TASKS:
1. Answer these from the zine fest post:
(a) On what date was the Asheville Zine Fest scheduled?
(b) What place did the organizers use as headquarters for the exchange?
(c) Who made the textless mini-comic "B-Sides"?
2. Extract every line from the rows that contains the string "item".
-- START OF TEXT EXCERPT --
Plague Daze Zine Features in Asheville Zine Fest Exchange
September 20th, 2020 marks the scheduled day for the Asheville Zine Fest, a long standing venue for the numerous micro-publishers in Asheville as well as zinsters across the state. The Paper Plant was set to participate, and I was very excited to network with other publishers and display the Paper Plant catalog at The Center for Craft in downtown Asheville. Alas, the event was cancelled but then replaced by a wonderful idea: a zine exchange among the publishers. That motivation pushed me to one last version of Plague Daze, the May 2020 mail art project that I also had converted to poster form for a mail art show at The Flood Gallery in Black Mountain. Above is the zine I created along with a spread of the zines I received in the exchange.
The packet I received contained a predictably wild variety of graphic designs and content. The organizers used the now-closed Asheville Bookworks as headquarters, and Laurie Corral, Jessica Smith and Mica Mead and Colin Sutherland of Woolly Press, a west Asheville publisher and risograph shop, worked to make this happen. I enjoyed all the entries, particularly Laurie’s risograph project “Forager’s Favorites,” and a wonderful textless mini-comic by Carrboro artist Julia Gootzeit called “B-Sides.”
-- END OF TEXT EXCERPT --
-- START OF DATA FOR THE TASK --
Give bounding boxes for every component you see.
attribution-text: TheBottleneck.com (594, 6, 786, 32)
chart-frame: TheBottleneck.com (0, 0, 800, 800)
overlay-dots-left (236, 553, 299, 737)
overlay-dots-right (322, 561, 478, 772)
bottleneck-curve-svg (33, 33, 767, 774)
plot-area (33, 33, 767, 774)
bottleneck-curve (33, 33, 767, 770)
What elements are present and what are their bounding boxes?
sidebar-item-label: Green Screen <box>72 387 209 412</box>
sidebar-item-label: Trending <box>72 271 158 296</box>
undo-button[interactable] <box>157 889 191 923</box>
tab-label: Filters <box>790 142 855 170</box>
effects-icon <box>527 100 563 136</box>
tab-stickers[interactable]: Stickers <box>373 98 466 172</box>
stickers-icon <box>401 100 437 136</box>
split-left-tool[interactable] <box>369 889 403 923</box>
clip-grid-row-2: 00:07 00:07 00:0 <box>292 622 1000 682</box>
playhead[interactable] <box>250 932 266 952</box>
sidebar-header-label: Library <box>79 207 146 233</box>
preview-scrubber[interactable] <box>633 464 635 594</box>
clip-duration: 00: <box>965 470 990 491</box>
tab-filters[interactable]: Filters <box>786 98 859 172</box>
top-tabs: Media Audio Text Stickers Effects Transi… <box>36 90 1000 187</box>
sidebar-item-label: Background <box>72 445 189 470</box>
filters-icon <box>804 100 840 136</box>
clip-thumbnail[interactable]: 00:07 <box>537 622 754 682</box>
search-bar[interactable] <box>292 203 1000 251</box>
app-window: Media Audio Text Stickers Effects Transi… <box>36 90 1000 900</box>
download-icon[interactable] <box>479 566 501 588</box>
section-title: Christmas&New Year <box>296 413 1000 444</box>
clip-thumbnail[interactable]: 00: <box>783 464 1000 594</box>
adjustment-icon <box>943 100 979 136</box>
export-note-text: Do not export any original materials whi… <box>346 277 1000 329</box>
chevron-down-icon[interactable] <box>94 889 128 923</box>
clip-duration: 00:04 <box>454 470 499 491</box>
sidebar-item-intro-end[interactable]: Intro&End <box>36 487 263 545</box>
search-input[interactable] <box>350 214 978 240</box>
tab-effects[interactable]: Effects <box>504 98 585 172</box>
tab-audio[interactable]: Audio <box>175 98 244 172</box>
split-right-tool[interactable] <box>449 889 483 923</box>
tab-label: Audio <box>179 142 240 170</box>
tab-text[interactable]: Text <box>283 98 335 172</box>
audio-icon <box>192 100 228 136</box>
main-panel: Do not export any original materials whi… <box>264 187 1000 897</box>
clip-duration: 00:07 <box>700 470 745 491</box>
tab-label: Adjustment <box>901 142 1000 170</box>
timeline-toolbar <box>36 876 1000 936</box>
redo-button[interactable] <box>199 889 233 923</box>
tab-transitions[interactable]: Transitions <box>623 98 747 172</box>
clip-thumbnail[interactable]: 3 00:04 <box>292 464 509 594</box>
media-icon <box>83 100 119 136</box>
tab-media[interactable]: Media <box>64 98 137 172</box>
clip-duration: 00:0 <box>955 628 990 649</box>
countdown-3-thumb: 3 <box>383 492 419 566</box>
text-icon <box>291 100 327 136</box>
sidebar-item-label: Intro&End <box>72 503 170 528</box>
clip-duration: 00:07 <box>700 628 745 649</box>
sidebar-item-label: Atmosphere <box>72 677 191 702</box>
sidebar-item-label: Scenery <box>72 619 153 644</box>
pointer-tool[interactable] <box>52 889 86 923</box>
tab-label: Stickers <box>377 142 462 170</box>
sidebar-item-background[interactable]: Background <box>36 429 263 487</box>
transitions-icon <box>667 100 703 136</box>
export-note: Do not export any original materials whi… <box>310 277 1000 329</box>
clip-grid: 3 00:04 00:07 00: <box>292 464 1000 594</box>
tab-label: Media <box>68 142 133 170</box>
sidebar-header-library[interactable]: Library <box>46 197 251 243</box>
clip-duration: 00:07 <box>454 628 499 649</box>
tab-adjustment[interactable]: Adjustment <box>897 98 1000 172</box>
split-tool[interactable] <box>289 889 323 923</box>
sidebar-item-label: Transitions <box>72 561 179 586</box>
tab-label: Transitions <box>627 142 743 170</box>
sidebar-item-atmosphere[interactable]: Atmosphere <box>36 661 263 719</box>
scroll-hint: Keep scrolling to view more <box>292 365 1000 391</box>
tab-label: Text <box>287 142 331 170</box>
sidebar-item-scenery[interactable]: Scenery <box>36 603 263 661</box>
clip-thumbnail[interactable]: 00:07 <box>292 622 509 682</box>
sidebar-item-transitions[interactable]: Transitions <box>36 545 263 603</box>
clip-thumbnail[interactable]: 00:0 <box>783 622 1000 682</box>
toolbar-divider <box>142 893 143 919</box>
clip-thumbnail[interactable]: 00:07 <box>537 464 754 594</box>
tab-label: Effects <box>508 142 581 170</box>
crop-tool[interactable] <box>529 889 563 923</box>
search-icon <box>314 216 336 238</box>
-- END OF DATA FOR THE TASK --
SOLUTIONS FOR EACH TASK:
1.
(a) September 20th, 2020
(b) The now-closed Asheville Bookworks
(c) Carrboro artist Julia Gootzeit

2.
sidebar-item-label: Green Screen <box>72 387 209 412</box>
sidebar-item-label: Trending <box>72 271 158 296</box>
sidebar-item-label: Background <box>72 445 189 470</box>
sidebar-item-intro-end[interactable]: Intro&End <box>36 487 263 545</box>
sidebar-item-label: Intro&End <box>72 503 170 528</box>
sidebar-item-label: Atmosphere <box>72 677 191 702</box>
sidebar-item-label: Scenery <box>72 619 153 644</box>
sidebar-item-background[interactable]: Background <box>36 429 263 487</box>
sidebar-item-label: Transitions <box>72 561 179 586</box>
sidebar-item-atmosphere[interactable]: Atmosphere <box>36 661 263 719</box>
sidebar-item-scenery[interactable]: Scenery <box>36 603 263 661</box>
sidebar-item-transitions[interactable]: Transitions <box>36 545 263 603</box>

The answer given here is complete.